> Written instruction
Take down each entry exactly as written.
───
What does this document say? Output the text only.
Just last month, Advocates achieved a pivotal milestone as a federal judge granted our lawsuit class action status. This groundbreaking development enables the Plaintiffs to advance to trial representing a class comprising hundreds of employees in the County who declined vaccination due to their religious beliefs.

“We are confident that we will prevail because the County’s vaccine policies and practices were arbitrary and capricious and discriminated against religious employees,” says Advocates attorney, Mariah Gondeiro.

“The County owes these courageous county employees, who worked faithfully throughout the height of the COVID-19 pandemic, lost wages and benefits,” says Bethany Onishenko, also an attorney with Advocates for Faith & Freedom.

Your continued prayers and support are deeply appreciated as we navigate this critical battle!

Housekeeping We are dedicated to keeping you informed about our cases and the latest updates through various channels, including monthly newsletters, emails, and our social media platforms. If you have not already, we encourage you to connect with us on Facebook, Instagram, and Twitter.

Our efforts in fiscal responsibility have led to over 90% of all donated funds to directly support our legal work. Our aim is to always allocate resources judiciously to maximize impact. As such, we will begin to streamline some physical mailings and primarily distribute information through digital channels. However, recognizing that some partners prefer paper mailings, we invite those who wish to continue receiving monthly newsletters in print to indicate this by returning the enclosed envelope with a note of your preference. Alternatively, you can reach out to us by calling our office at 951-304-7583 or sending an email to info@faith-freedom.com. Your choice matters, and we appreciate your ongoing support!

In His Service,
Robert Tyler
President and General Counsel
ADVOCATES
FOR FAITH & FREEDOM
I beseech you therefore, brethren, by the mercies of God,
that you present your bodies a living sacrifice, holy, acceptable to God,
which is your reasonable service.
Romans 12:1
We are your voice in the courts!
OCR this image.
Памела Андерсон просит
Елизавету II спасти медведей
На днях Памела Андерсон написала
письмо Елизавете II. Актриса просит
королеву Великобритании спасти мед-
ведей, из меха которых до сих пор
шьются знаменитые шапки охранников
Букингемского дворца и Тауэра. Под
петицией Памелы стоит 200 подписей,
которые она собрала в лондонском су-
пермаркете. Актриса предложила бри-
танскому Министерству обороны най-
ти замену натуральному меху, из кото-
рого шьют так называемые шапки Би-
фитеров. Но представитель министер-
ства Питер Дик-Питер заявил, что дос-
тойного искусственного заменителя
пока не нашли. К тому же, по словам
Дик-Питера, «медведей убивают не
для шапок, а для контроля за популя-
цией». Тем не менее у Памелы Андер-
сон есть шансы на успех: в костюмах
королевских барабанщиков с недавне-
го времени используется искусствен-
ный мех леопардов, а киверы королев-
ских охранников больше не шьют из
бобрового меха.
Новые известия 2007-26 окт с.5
───
> Expected answer
What does this document say? Output the text only.
Just last month, Advocates achieved a pivotal milestone as a federal judge granted our lawsuit class action status. This groundbreaking development enables the Plaintiffs to advance to trial representing a class comprising hundreds of employees in the County who declined vaccination due to their religious beliefs.

“We are confident that we will prevail because the County’s vaccine policies and practices were arbitrary and capricious and discriminated against religious employees,” says Advocates attorney, Mariah Gondeiro.

“The County owes these courageous county employees, who worked faithfully throughout the height of the COVID-19 pandemic, lost wages and benefits,” says Bethany Onishenko, also an attorney with Advocates for Faith & Freedom.

Your continued prayers and support are deeply appreciated as we navigate this critical battle!

Housekeeping We are dedicated to keeping you informed about our cases and the latest updates through various channels, including monthly newsletters, emails, and our social media platforms. If you have not already, we encourage you to connect with us on Facebook, Instagram, and Twitter.

Our efforts in fiscal responsibility have led to over 90% of all donated funds to directly support our legal work. Our aim is to always allocate resources judiciously to maximize impact. As such, we will begin to streamline some physical mailings and primarily distribute information through digital channels. However, recognizing that some partners prefer paper mailings, we invite those who wish to continue receiving monthly newsletters in print to indicate this by returning the enclosed envelope with a note of your preference. Alternatively, you can reach out to us by calling our office at 951-304-7583 or sending an email to info@faith-freedom.com. Your choice matters, and we appreciate your ongoing support!

In His Service,
Robert Tyler
President and General Counsel
ADVOCATES
FOR FAITH & FREEDOM
I beseech you therefore, brethren, by the mercies of God,
that you present your bodies a living sacrifice, holy, acceptable to God,
which is your reasonable service.
Romans 12:1
We are your voice in the courts!
OCR this image.
Памела Андерсон просит
Елизавету II спасти медведей
На днях Памела Андерсон написала
письмо Елизавете II. Актриса просит
королеву Великобритании спасти мед-
ведей, из меха которых до сих пор
шьются знаменитые шапки охранников
Букингемского дворца и Тауэра. Под
петицией Памелы стоит 200 подписей,
которые она собрала в лондонском су-
пермаркете. Актриса предложила бри-
танскому Министерству обороны най-
ти замену натуральному меху, из кото-
рого шьют так называемые шапки Би-
фитеров. Но представитель министер-
ства Питер Дик-Питер заявил, что дос-
тойного искусственного заменителя
пока не нашли. К тому же, по словам
Дик-Питера, «медведей убивают не
для шапок, а для контроля за популя-
цией». Тем не менее у Памелы Андер-
сон есть шансы на успех: в костюмах
королевских барабанщиков с недавне-
го времени используется искусствен-
ный мех леопардов, а киверы королев-
ских охранников больше не шьют из
бобрового меха.
Новые известия 2007-26 окт с.5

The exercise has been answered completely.